### Exercise inputs

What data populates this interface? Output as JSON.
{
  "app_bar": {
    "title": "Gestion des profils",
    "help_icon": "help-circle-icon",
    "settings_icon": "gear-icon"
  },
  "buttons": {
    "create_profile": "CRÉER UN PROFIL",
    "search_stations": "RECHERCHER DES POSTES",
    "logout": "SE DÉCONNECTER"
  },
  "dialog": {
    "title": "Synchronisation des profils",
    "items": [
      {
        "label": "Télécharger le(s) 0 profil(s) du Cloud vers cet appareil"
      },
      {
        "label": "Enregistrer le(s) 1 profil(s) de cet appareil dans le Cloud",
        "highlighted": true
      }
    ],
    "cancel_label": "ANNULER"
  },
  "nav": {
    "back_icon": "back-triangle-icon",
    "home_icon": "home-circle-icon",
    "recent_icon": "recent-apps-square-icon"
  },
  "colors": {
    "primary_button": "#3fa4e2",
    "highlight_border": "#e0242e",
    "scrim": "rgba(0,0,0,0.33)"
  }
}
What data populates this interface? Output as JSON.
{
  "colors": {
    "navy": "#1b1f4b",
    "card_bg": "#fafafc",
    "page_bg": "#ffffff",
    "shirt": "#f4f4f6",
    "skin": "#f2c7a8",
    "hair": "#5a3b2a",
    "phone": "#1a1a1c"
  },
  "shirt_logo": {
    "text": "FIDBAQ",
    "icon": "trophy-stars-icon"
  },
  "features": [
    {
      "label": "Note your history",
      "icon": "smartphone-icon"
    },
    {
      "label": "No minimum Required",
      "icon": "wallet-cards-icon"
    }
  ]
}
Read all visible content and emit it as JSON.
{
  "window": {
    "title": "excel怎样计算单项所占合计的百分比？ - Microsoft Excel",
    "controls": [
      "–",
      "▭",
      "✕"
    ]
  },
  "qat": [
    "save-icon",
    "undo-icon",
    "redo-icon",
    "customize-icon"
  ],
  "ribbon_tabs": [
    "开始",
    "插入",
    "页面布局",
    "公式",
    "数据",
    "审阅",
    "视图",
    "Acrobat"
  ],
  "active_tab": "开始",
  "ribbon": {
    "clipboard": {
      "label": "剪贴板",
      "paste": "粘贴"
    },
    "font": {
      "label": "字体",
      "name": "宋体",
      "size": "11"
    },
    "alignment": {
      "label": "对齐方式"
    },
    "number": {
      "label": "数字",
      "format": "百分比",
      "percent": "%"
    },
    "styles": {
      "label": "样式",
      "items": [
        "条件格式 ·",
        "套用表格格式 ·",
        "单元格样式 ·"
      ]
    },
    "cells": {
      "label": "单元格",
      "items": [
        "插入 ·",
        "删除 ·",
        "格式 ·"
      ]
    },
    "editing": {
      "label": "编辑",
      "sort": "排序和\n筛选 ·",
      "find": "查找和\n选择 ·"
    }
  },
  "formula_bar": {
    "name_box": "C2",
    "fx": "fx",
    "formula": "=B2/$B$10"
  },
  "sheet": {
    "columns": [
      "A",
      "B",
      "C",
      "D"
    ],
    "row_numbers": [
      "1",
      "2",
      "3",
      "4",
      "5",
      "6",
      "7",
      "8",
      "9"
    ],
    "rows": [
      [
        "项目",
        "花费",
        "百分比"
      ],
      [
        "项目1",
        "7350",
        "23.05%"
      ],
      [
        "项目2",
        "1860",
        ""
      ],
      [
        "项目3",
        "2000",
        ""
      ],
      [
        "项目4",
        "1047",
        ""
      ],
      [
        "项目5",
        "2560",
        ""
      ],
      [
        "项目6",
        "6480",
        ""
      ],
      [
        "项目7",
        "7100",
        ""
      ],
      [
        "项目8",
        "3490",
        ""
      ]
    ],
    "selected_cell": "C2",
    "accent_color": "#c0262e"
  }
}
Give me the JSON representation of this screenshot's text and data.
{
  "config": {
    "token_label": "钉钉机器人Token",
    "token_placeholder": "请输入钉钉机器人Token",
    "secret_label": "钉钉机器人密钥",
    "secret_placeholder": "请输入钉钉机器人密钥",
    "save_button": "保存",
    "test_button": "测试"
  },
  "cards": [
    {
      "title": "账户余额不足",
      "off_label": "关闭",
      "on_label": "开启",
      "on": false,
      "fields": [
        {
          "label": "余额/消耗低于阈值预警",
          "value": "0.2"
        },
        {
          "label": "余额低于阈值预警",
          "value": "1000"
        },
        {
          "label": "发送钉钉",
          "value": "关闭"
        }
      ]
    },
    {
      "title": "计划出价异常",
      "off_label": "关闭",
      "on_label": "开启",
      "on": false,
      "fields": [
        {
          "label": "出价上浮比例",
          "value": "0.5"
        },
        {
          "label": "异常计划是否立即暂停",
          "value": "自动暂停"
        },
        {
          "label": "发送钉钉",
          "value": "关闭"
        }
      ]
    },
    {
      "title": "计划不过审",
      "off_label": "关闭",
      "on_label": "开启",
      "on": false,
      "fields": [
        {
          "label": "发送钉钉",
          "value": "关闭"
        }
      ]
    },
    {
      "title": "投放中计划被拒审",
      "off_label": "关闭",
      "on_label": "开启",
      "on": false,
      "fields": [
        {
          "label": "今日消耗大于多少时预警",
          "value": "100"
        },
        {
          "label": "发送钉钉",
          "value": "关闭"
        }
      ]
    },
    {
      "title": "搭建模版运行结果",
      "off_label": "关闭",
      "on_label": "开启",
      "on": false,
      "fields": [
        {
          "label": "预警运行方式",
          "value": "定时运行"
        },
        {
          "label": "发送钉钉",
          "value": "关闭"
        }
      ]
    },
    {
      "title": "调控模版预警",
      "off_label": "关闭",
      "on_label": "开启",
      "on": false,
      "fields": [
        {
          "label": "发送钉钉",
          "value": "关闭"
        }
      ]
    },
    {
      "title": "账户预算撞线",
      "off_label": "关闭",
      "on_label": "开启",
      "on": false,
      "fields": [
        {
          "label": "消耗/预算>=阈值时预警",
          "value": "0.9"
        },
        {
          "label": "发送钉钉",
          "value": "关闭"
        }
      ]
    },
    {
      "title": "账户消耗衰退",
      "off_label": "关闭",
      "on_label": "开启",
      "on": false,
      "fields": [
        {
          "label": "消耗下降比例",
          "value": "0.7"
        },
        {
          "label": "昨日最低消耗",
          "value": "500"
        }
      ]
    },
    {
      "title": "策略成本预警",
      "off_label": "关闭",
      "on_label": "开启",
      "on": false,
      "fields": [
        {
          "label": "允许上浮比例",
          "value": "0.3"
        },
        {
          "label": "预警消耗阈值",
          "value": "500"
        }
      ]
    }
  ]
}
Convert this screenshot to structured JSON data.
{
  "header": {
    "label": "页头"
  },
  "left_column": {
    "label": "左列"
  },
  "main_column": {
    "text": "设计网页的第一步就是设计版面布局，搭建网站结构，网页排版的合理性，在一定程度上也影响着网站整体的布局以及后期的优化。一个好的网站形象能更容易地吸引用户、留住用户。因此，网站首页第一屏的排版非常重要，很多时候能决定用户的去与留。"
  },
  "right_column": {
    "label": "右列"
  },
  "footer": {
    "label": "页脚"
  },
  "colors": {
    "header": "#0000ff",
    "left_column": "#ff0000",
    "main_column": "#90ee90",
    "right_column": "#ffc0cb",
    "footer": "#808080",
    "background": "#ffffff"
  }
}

######

■ Directions
Copy all the entries verbatim.

■ Finished exercise
What data populates this interface? Output as JSON.
{
  "app_bar": {
    "title": "Gestion des profils",
    "help_icon": "help-circle-icon",
    "settings_icon": "gear-icon"
  },
  "buttons": {
    "create_profile": "CRÉER UN PROFIL",
    "search_stations": "RECHERCHER DES POSTES",
    "logout": "SE DÉCONNECTER"
  },
  "dialog": {
    "title": "Synchronisation des profils",
    "items": [
      {
        "label": "Télécharger le(s) 0 profil(s) du Cloud vers cet appareil"
      },
      {
        "label": "Enregistrer le(s) 1 profil(s) de cet appareil dans le Cloud",
        "highlighted": true
      }
    ],
    "cancel_label": "ANNULER"
  },
  "nav": {
    "back_icon": "back-triangle-icon",
    "home_icon": "home-circle-icon",
    "recent_icon": "recent-apps-square-icon"
  },
  "colors": {
    "primary_button": "#3fa4e2",
    "highlight_border": "#e0242e",
    "scrim": "rgba(0,0,0,0.33)"
  }
}
What data populates this interface? Output as JSON.
{
  "colors": {
    "navy": "#1b1f4b",
    "card_bg": "#fafafc",
    "page_bg": "#ffffff",
    "shirt": "#f4f4f6",
    "skin": "#f2c7a8",
    "hair": "#5a3b2a",
    "phone": "#1a1a1c"
  },
  "shirt_logo": {
    "text": "FIDBAQ",
    "icon": "trophy-stars-icon"
  },
  "features": [
    {
      "label": "Note your history",
      "icon": "smartphone-icon"
    },
    {
      "label": "No minimum Required",
      "icon": "wallet-cards-icon"
    }
  ]
}
Read all visible content and emit it as JSON.
{
  "window": {
    "title": "excel怎样计算单项所占合计的百分比？ - Microsoft Excel",
    "controls": [
      "–",
      "▭",
      "✕"
    ]
  },
  "qat": [
    "save-icon",
    "undo-icon",
    "redo-icon",
    "customize-icon"
  ],
  "ribbon_tabs": [
    "开始",
    "插入",
    "页面布局",
    "公式",
    "数据",
    "审阅",
    "视图",
    "Acrobat"
  ],
  "active_tab": "开始",
  "ribbon": {
    "clipboard": {
      "label": "剪贴板",
      "paste": "粘贴"
    },
    "font": {
      "label": "字体",
      "name": "宋体",
      "size": "11"
    },
    "alignment": {
      "label": "对齐方式"
    },
    "number": {
      "label": "数字",
      "format": "百分比",
      "percent": "%"
    },
    "styles": {
      "label": "样式",
      "items": [
        "条件格式 ·",
        "套用表格格式 ·",
        "单元格样式 ·"
      ]
    },
    "cells": {
      "label": "单元格",
      "items": [
        "插入 ·",
        "删除 ·",
        "格式 ·"
      ]
    },
    "editing": {
      "label": "编辑",
      "sort": "排序和\n筛选 ·",
      "find": "查找和\n选择 ·"
    }
  },
  "formula_bar": {
    "name_box": "C2",
    "fx": "fx",
    "formula": "=B2/$B$10"
  },
  "sheet": {
    "columns": [
      "A",
      "B",
      "C",
      "D"
    ],
    "row_numbers": [
      "1",
      "2",
      "3",
      "4",
      "5",
      "6",
      "7",
      "8",
      "9"
    ],
    "rows": [
      [
        "项目",
        "花费",
        "百分比"
      ],
      [
        "项目1",
        "7350",
        "23.05%"
      ],
      [
        "项目2",
        "1860",
        ""
      ],
      [
        "项目3",
        "2000",
        ""
      ],
      [
        "项目4",
        "1047",
        ""
      ],
      [
        "项目5",
        "2560",
        ""
      ],
      [
        "项目6",
        "6480",
        ""
      ],
      [
        "项目7",
        "7100",
        ""
      ],
      [
        "项目8",
        "3490",
        ""
      ]
    ],
    "selected_cell": "C2",
    "accent_color": "#c0262e"
  }
}
Give me the JSON representation of this screenshot's text and data.
{
  "config": {
    "token_label": "钉钉机器人Token",
    "token_placeholder": "请输入钉钉机器人Token",
    "secret_label": "钉钉机器人密钥",
    "secret_placeholder": "请输入钉钉机器人密钥",
    "save_button": "保存",
    "test_button": "测试"
  },
  "cards": [
    {
      "title": "账户余额不足",
      "off_label": "关闭",
      "on_label": "开启",
      "on": false,
      "fields": [
        {
          "label": "余额/消耗低于阈值预警",
          "value": "0.2"
        },
        {
          "label": "余额低于阈值预警",
          "value": "1000"
        },
        {
          "label": "发送钉钉",
          "value": "关闭"
        }
      ]
    },
    {
      "title": "计划出价异常",
      "off_label": "关闭",
      "on_label": "开启",
      "on": false,
      "fields": [
        {
          "label": "出价上浮比例",
          "value": "0.5"
        },
        {
          "label": "异常计划是否立即暂停",
          "value": "自动暂停"
        },
        {
          "label": "发送钉钉",
          "value": "关闭"
        }
      ]
    },
    {
      "title": "计划不过审",
      "off_label": "关闭",
      "on_label": "开启",
      "on": false,
      "fields": [
        {
          "label": "发送钉钉",
          "value": "关闭"
        }
      ]
    },
    {
      "title": "投放中计划被拒审",
      "off_label": "关闭",
      "on_label": "开启",
      "on": false,
      "fields": [
        {
          "label": "今日消耗大于多少时预警",
          "value": "100"
        },
        {
          "label": "发送钉钉",
          "value": "关闭"
        }
      ]
    },
    {
      "title": "搭建模版运行结果",
      "off_label": "关闭",
      "on_label": "开启",
      "on": false,
      "fields": [
        {
          "label": "预警运行方式",
          "value": "定时运行"
        },
        {
          "label": "发送钉钉",
          "value": "关闭"
        }
      ]
    },
    {
      "title": "调控模版预警",
      "off_label": "关闭",
      "on_label": "开启",
      "on": false,
      "fields": [
        {
          "label": "发送钉钉",
          "value": "关闭"
        }
      ]
    },
    {
      "title": "账户预算撞线",
      "off_label": "关闭",
      "on_label": "开启",
      "on": false,
      "fields": [
        {
          "label": "消耗/预算>=阈值时预警",
          "value": "0.9"
        },
        {
          "label": "发送钉钉",
          "value": "关闭"
        }
      ]
    },
    {
      "title": "账户消耗衰退",
      "off_label": "关闭",
      "on_label": "开启",
      "on": false,
      "fields": [
        {
          "label": "消耗下降比例",
          "value": "0.7"
        },
        {
          "label": "昨日最低消耗",
          "value": "500"
        }
      ]
    },
    {
      "title": "策略成本预警",
      "off_label": "关闭",
      "on_label": "开启",
      "on": false,
      "fields": [
        {
          "label": "允许上浮比例",
          "value": "0.3"
        },
        {
          "label": "预警消耗阈值",
          "value": "500"
        }
      ]
    }
  ]
}
Convert this screenshot to structured JSON data.
{
  "header": {
    "label": "页头"
  },
  "left_column": {
    "label": "左列"
  },
  "main_column": {
    "text": "设计网页的第一步就是设计版面布局，搭建网站结构，网页排版的合理性，在一定程度上也影响着网站整体的布局以及后期的优化。一个好的网站形象能更容易地吸引用户、留住用户。因此，网站首页第一屏的排版非常重要，很多时候能决定用户的去与留。"
  },
  "right_column": {
    "label": "右列"
  },
  "footer": {
    "label": "页脚"
  },
  "colors": {
    "header": "#0000ff",
    "left_column": "#ff0000",
    "main_column": "#90ee90",
    "right_column": "#ffc0cb",
    "footer": "#808080",
    "background": "#ffffff"
  }
}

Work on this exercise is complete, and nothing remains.